### [Exercise prompt]
Count every line of these entries that holds the word "been", and reply with the number only.

### [Extracted entries]
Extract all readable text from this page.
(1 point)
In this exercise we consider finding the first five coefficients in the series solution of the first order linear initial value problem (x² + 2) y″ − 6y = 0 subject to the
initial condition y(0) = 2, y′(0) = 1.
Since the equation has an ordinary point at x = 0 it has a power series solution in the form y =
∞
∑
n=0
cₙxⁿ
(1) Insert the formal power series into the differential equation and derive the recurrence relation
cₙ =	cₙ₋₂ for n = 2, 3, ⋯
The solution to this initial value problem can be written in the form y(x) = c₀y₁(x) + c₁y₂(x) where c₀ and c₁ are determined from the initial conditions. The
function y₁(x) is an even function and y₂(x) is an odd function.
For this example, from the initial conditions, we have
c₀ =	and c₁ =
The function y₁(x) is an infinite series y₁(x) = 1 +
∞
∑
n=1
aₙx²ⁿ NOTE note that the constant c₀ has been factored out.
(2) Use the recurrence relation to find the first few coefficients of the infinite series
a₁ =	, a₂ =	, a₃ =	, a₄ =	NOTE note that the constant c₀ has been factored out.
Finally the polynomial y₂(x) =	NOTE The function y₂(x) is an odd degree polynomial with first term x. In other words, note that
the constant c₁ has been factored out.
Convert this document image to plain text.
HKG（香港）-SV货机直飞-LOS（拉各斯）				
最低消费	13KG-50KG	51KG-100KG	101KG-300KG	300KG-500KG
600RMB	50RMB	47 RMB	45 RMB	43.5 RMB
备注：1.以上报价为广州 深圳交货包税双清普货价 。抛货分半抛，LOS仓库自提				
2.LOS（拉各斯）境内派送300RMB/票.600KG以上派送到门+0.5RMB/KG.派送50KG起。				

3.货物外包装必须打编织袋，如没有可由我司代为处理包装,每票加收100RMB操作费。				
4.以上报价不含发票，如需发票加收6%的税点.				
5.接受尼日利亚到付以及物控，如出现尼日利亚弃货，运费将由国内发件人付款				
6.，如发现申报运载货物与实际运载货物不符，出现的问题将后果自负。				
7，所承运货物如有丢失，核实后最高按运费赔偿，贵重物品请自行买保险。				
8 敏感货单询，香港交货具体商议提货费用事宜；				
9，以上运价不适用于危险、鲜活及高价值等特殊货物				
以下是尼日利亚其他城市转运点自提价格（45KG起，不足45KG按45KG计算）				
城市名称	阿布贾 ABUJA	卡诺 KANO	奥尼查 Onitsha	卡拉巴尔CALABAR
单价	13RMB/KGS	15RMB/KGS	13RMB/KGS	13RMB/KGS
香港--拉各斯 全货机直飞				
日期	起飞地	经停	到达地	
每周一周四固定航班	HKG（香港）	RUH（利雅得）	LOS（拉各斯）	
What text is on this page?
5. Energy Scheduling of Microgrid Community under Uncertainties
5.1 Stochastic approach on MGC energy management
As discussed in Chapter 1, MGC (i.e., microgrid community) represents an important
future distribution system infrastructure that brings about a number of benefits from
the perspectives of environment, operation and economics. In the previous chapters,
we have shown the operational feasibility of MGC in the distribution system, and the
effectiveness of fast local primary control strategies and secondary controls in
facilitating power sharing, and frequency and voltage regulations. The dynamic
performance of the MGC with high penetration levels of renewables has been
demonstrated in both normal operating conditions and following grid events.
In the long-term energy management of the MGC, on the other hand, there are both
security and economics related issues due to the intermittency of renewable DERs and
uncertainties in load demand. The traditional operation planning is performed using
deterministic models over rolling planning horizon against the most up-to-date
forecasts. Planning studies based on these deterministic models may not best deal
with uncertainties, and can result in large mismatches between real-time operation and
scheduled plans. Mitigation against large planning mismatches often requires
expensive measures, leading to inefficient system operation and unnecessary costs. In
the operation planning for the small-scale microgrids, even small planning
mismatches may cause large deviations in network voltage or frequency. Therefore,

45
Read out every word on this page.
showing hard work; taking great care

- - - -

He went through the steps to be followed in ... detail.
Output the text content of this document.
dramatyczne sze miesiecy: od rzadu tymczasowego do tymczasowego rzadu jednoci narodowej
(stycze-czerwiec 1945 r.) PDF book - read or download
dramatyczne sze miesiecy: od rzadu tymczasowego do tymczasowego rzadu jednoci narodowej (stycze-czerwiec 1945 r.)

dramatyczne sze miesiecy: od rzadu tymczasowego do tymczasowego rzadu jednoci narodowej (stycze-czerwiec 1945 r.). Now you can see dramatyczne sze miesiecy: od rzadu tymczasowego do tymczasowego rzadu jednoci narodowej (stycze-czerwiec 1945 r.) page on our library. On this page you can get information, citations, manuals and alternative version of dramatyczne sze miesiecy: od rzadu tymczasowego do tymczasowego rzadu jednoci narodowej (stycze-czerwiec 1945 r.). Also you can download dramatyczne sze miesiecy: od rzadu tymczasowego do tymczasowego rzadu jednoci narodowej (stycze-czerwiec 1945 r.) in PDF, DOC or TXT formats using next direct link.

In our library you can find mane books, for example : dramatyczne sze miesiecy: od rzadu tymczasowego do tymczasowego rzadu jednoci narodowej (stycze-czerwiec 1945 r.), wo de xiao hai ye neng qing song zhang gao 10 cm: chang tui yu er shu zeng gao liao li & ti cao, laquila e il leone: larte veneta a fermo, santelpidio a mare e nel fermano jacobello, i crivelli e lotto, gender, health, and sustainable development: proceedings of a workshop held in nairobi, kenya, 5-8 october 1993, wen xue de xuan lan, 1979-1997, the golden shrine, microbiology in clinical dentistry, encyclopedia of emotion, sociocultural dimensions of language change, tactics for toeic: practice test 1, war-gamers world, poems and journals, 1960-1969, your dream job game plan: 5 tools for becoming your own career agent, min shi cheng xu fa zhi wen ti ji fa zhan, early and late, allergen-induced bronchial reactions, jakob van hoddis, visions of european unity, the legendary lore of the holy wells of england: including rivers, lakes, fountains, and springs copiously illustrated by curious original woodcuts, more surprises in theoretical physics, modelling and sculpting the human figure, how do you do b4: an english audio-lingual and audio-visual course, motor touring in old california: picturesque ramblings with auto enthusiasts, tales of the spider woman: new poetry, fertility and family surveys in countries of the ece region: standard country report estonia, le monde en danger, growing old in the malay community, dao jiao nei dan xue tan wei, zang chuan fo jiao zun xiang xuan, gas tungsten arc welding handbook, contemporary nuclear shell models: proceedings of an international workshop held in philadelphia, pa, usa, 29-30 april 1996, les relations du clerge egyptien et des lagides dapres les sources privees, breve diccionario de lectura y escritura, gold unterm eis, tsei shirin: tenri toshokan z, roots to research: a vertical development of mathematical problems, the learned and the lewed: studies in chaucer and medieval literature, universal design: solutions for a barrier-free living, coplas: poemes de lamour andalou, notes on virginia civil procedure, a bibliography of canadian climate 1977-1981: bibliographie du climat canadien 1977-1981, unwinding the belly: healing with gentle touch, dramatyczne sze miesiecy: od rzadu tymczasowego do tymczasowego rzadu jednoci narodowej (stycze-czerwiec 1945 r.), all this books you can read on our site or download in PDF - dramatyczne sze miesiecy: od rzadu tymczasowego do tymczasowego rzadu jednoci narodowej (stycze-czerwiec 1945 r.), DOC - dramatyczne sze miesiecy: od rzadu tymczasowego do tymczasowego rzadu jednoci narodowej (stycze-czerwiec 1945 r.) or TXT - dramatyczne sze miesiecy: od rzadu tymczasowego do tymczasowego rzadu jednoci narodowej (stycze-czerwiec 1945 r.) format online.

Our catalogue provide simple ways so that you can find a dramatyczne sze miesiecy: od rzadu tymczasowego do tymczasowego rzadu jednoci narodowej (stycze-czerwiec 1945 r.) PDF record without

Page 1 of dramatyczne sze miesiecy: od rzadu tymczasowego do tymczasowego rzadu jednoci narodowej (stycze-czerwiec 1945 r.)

### [Expected answer]
4